EXERCISE INPUT -
━━━

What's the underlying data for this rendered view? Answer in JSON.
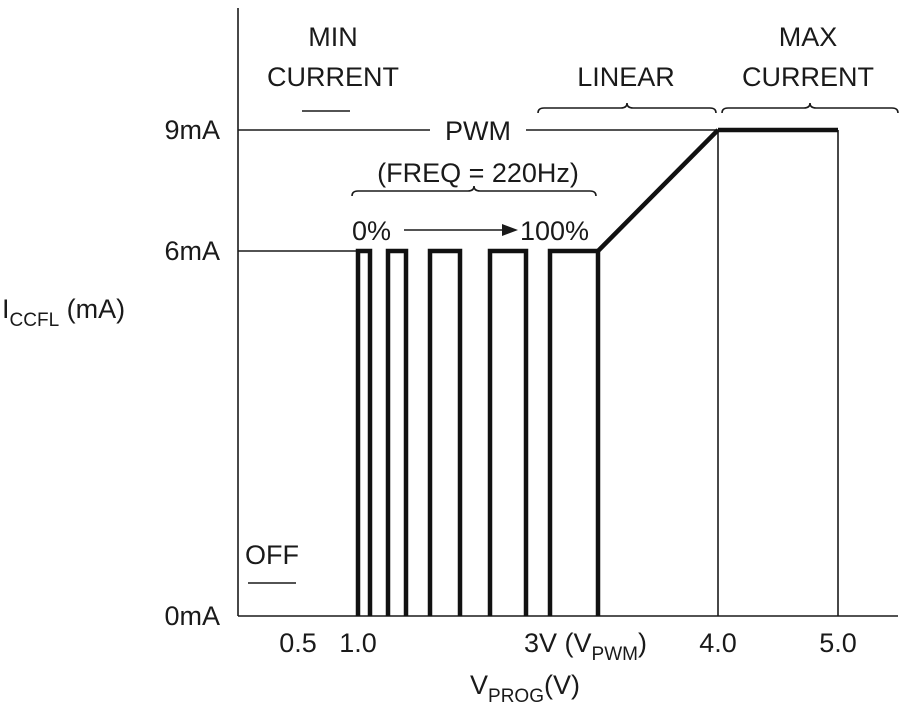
{
  "chart_data": {
    "type": "line",
    "ylabel_main": "I",
    "ylabel_sub": "CCFL",
    "ylabel_unit": " (mA)",
    "xlabel_main": "V",
    "xlabel_sub": "PROG",
    "xlabel_unit": "(V)",
    "y_ticks": [
      {
        "value": 0,
        "label": "0mA"
      },
      {
        "value": 6,
        "label": "6mA"
      },
      {
        "value": 9,
        "label": "9mA"
      }
    ],
    "x_ticks": [
      {
        "value": 0.5,
        "label": "0.5"
      },
      {
        "value": 1.0,
        "label": "1.0"
      },
      {
        "value": 4.0,
        "label": "4.0"
      },
      {
        "value": 5.0,
        "label": "5.0"
      }
    ],
    "x_tick_vpwm": {
      "value": 3.0,
      "prefix": "3V (V",
      "sub": "PWM",
      "suffix": ")"
    },
    "region_labels": {
      "min_current_line1": "MIN",
      "min_current_line2": "CURRENT",
      "linear": "LINEAR",
      "max_current_line1": "MAX",
      "max_current_line2": "CURRENT",
      "off": "OFF",
      "pwm": "PWM",
      "freq": "(FREQ = 220Hz)",
      "duty_start": "0%",
      "duty_end": "100%"
    },
    "pwm_pulses": [
      {
        "x_start": 1.0,
        "x_end": 1.1
      },
      {
        "x_start": 1.25,
        "x_end": 1.4
      },
      {
        "x_start": 1.6,
        "x_end": 1.85
      },
      {
        "x_start": 2.1,
        "x_end": 2.4
      },
      {
        "x_start": 2.6,
        "x_end": 3.0
      }
    ],
    "pwm_level": 6,
    "linear_segment": [
      [
        3.0,
        6
      ],
      [
        4.0,
        9
      ]
    ],
    "max_segment": [
      [
        4.0,
        9
      ],
      [
        5.0,
        9
      ]
    ],
    "ylim": [
      0,
      10
    ],
    "xlim": [
      0,
      5.5
    ],
    "grid": false
  }
}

━━━

SET PROBLEM - Transcribe the listing in full. Omit the pictures and keep every line exact.

EXPECTED OUTPUT -
What's the underlying data for this rendered view? Answer in JSON.
{
  "chart_data": {
    "type": "line",
    "ylabel_main": "I",
    "ylabel_sub": "CCFL",
    "ylabel_unit": " (mA)",
    "xlabel_main": "V",
    "xlabel_sub": "PROG",
    "xlabel_unit": "(V)",
    "y_ticks": [
      {
        "value": 0,
        "label": "0mA"
      },
      {
        "value": 6,
        "label": "6mA"
      },
      {
        "value": 9,
        "label": "9mA"
      }
    ],
    "x_ticks": [
      {
        "value": 0.5,
        "label": "0.5"
      },
      {
        "value": 1.0,
        "label": "1.0"
      },
      {
        "value": 4.0,
        "label": "4.0"
      },
      {
        "value": 5.0,
        "label": "5.0"
      }
    ],
    "x_tick_vpwm": {
      "value": 3.0,
      "prefix": "3V (V",
      "sub": "PWM",
      "suffix": ")"
    },
    "region_labels": {
      "min_current_line1": "MIN",
      "min_current_line2": "CURRENT",
      "linear": "LINEAR",
      "max_current_line1": "MAX",
      "max_current_line2": "CURRENT",
      "off": "OFF",
      "pwm": "PWM",
      "freq": "(FREQ = 220Hz)",
      "duty_start": "0%",
      "duty_end": "100%"
    },
    "pwm_pulses": [
      {
        "x_start": 1.0,
        "x_end": 1.1
      },
      {
        "x_start": 1.25,
        "x_end": 1.4
      },
      {
        "x_start": 1.6,
        "x_end": 1.85
      },
      {
        "x_start": 2.1,
        "x_end": 2.4
      },
      {
        "x_start": 2.6,
        "x_end": 3.0
      }
    ],
    "pwm_level": 6,
    "linear_segment": [
      [
        3.0,
        6
      ],
      [
        4.0,
        9
      ]
    ],
    "max_segment": [
      [
        4.0,
        9
      ],
      [
        5.0,
        9
      ]
    ],
    "ylim": [
      0,
      10
    ],
    "xlim": [
      0,
      5.5
    ],
    "grid": false
  }
}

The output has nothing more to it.